(EXCERPT PROVIDED)
As the deadline for Americans to file federal income tax returns fast approaches, Oxfam America on Friday renewed calls for taxing the ultrarich while publishing an analysis showing America's growing number of billionaires saw their wealth increase by nearly one-third since the start of the Covid-19 pandemic and by nearly 90% over the past decade.
"Wealth inequality in the U.S. is more extreme and dangerous than income inequality; and we need to change our approach, so we effectively tax wealth as well as income," the charity said in an introduction to the report, Tax Wealth, Tackle Inequality.
Based on Forbes data, the report found that "U.S. billionaires are almost a third richer (over a trillion dollars, in real terms) than they were at the onset of the pandemic in 2020," while overall U.S. billionaire wealth has soared 86% since 2013.
The number of U.S. billionaires—of which there are now more than 700—is also nearly 60% higher than it was a decade ago, according to the analysis.

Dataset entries

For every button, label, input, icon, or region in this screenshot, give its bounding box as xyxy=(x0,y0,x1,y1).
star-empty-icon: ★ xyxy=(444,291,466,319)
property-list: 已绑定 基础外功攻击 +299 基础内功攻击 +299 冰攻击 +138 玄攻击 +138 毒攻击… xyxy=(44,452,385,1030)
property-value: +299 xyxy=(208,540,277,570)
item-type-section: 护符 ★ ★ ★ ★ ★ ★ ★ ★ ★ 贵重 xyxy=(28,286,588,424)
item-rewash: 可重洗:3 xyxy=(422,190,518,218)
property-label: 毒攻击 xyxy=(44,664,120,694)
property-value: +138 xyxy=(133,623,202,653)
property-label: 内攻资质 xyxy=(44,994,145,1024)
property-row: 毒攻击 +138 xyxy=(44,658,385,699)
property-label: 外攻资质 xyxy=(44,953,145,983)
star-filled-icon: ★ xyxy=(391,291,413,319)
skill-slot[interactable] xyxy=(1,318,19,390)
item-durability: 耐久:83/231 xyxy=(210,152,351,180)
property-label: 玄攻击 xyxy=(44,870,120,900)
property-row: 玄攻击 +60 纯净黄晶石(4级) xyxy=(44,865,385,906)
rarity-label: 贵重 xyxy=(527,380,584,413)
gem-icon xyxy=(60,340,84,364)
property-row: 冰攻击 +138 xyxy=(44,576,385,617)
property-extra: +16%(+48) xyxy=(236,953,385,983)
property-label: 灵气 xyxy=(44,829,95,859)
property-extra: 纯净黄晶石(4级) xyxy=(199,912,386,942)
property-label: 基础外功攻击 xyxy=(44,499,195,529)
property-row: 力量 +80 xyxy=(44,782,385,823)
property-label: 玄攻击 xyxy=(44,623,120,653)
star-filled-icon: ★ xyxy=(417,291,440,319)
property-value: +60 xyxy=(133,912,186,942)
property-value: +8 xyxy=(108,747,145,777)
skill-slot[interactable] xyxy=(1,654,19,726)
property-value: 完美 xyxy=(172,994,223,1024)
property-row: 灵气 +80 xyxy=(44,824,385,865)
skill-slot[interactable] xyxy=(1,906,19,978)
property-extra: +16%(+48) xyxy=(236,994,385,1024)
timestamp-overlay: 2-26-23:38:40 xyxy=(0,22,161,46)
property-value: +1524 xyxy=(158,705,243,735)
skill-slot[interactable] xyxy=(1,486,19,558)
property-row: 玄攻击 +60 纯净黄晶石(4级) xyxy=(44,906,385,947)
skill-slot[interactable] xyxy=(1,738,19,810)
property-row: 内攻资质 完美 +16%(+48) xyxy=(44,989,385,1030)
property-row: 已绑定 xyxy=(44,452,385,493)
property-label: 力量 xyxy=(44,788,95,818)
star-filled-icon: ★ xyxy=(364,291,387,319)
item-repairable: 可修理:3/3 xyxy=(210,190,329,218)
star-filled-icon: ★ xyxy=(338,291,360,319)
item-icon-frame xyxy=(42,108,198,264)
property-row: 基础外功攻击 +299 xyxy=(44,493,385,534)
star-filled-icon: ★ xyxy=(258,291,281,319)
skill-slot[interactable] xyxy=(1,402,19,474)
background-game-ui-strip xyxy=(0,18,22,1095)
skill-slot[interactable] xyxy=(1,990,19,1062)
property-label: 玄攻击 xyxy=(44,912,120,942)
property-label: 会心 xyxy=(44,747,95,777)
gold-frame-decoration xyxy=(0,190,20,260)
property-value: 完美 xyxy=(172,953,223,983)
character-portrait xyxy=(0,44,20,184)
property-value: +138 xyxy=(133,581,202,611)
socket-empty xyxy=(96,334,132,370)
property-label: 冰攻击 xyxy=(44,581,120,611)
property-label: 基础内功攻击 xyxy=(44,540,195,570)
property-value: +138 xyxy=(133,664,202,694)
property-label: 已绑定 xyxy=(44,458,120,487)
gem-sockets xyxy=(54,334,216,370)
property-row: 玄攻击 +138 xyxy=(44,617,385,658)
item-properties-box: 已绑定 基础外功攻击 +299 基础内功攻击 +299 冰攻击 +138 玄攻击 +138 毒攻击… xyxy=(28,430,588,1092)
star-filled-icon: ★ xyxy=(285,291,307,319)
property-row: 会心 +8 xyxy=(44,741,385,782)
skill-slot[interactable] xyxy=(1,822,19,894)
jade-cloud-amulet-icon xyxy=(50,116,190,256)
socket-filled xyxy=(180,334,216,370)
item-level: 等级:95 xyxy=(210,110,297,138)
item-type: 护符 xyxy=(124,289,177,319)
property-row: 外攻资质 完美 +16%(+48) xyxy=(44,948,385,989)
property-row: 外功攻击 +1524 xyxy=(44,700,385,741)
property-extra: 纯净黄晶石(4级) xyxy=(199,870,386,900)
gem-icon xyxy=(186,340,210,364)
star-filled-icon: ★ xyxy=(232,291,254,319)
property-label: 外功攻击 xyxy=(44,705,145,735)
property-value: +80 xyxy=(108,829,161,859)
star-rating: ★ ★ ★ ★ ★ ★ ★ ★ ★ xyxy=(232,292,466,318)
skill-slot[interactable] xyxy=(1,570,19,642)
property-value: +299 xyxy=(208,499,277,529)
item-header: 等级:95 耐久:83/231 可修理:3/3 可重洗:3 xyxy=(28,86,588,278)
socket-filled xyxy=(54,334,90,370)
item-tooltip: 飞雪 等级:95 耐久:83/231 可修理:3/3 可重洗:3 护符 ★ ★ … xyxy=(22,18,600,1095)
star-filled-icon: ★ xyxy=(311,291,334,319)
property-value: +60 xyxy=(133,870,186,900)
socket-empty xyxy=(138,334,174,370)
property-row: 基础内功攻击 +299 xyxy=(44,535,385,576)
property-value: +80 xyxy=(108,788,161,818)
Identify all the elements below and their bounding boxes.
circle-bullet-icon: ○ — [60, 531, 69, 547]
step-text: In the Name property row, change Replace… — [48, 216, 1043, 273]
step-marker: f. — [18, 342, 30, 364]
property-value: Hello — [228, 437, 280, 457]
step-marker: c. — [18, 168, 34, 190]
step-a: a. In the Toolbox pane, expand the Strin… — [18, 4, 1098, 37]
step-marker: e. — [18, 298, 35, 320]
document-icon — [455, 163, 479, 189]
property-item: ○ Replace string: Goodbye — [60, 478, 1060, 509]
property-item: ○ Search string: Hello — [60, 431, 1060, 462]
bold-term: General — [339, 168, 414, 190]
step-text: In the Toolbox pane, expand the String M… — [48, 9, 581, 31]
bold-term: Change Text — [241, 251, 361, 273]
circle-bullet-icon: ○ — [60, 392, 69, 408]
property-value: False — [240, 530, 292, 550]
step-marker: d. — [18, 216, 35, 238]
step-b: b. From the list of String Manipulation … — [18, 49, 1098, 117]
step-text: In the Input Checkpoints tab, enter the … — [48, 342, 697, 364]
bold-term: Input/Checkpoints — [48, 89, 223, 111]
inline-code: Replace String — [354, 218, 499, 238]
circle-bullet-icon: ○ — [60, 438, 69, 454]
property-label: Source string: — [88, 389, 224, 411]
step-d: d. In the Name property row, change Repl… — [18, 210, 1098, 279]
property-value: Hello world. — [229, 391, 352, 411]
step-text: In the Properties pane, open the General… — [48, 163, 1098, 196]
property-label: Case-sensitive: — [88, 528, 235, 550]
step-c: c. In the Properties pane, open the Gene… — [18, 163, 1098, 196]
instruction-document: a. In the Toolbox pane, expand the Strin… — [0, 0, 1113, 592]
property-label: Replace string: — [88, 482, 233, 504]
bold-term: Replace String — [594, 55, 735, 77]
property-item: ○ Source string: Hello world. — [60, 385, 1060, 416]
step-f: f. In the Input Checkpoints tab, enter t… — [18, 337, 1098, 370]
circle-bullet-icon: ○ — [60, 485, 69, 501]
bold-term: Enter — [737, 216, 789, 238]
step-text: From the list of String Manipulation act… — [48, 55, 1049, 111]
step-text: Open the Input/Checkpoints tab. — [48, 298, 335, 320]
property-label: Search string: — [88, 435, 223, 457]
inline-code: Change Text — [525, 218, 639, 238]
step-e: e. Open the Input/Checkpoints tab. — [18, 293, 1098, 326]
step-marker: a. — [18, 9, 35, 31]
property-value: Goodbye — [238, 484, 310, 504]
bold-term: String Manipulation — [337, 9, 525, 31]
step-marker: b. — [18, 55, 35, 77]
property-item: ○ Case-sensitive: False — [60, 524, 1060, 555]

(PROBLEMS AND TASKS)
1. Answer these questions using the article on Oxfam's billionaire wealth analysis, one answer per line, marked to match:
(a) What is the title of the Oxfam report?
(b) By what percentage has overall U.S. billionaire wealth grown since 2013?
(c) How many billionaires does the U.S. now have, according to the analysis?
2. Extend the article on Oxfam's billionaire wealth analysis with the paragraphs that would come next after its final sentence.

(SET OF ANSWERS)
1.
(a) Tax Wealth, Tackle Inequality
(b) 86%
(c) More than 700

2.
As the report notes:
At the same time, our country has a "permanent underclass" of working families who are denied their economic rights, trapped in poverty, and unable to accumulate wealth no matter how hard they work. Oxfam data shows that almost a third of the U.S. labor force earns less than $15 an hour; half of all working women of color earn less than $15.14.
The racial wealth gap is actually growing wider since the 1980s, and today is close to what it was in 1950. The average Black American household currently has only about 12 cents in wealth for every dollar of the average white American household.
And while the gender pay gap has barely budged in two decades, the gender wealth gap is much wider. One study found a raw gender wealth gap of women owning 32 cents for every dollar of male wealth. For women of color, the gap is even more profound.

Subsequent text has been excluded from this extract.